# What to work on:
Scan the records for the word "кариотипа". Copy each line that includes it.

# Items:
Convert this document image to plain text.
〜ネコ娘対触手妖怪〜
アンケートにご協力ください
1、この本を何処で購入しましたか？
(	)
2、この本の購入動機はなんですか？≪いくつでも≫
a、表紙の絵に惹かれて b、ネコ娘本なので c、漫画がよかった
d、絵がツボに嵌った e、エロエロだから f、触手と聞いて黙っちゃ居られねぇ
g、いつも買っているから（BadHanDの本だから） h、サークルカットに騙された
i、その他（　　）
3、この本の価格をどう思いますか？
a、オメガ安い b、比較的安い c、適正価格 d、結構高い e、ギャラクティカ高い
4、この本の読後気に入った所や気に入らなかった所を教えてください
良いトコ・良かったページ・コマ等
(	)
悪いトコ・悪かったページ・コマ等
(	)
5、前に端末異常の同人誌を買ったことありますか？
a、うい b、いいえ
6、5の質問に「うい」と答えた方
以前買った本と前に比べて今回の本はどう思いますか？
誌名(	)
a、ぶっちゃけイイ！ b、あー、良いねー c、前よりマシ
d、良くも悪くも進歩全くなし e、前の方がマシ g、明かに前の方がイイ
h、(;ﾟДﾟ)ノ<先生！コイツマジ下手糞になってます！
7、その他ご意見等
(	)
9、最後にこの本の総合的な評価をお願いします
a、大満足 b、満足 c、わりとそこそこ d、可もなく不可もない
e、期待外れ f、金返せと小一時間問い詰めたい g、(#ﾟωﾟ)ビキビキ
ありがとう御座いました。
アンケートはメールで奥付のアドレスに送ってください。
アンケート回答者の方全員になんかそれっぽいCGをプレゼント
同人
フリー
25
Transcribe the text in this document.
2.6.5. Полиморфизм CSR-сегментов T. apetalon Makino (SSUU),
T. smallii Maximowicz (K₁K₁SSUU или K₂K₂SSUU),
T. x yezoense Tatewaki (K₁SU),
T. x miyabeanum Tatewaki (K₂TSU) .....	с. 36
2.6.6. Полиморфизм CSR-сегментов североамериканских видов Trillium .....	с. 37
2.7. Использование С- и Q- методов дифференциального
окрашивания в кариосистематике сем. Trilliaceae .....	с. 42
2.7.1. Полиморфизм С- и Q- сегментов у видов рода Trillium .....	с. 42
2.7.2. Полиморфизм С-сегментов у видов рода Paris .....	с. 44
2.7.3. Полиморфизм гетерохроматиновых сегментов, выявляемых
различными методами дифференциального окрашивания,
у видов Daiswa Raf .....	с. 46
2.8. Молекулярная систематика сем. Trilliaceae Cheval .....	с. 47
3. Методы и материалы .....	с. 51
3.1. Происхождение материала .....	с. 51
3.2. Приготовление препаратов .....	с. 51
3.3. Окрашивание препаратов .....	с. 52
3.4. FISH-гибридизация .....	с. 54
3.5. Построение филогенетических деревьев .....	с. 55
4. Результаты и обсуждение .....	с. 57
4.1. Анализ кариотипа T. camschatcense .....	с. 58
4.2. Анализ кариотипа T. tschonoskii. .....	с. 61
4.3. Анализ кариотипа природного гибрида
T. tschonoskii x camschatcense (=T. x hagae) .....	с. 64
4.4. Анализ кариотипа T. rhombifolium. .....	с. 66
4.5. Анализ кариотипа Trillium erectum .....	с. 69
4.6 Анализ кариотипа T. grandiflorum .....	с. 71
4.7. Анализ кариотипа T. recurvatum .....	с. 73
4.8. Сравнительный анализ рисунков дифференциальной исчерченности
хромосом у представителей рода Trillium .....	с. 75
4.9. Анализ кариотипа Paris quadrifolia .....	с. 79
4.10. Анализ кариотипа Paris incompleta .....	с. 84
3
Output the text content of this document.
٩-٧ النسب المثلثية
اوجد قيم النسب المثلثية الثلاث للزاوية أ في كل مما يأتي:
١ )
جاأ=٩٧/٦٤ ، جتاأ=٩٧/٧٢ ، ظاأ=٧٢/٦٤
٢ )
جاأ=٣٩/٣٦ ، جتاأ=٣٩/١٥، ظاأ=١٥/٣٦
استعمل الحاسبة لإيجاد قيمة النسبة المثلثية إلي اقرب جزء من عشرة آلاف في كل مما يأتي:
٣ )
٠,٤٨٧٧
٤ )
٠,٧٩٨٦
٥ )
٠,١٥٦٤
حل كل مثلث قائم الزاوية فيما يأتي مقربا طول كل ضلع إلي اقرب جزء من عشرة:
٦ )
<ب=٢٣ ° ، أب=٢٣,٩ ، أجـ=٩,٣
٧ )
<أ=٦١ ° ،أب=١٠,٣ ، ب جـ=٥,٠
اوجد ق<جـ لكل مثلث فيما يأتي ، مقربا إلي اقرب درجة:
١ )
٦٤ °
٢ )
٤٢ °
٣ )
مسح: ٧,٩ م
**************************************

# Complete output:
4.1. Анализ кариотипа T. camschatcense .....	с. 58
4.2. Анализ кариотипа T. tschonoskii. .....	с. 61
4.3. Анализ кариотипа природного гибрида
4.4. Анализ кариотипа T. rhombifolium. .....	с. 66
4.5. Анализ кариотипа Trillium erectum .....	с. 69
4.6 Анализ кариотипа T. grandiflorum .....	с. 71
4.7. Анализ кариотипа T. recurvatum .....	с. 73
4.9. Анализ кариотипа Paris quadrifolia .....	с. 79
4.10. Анализ кариотипа Paris incompleta .....	с. 84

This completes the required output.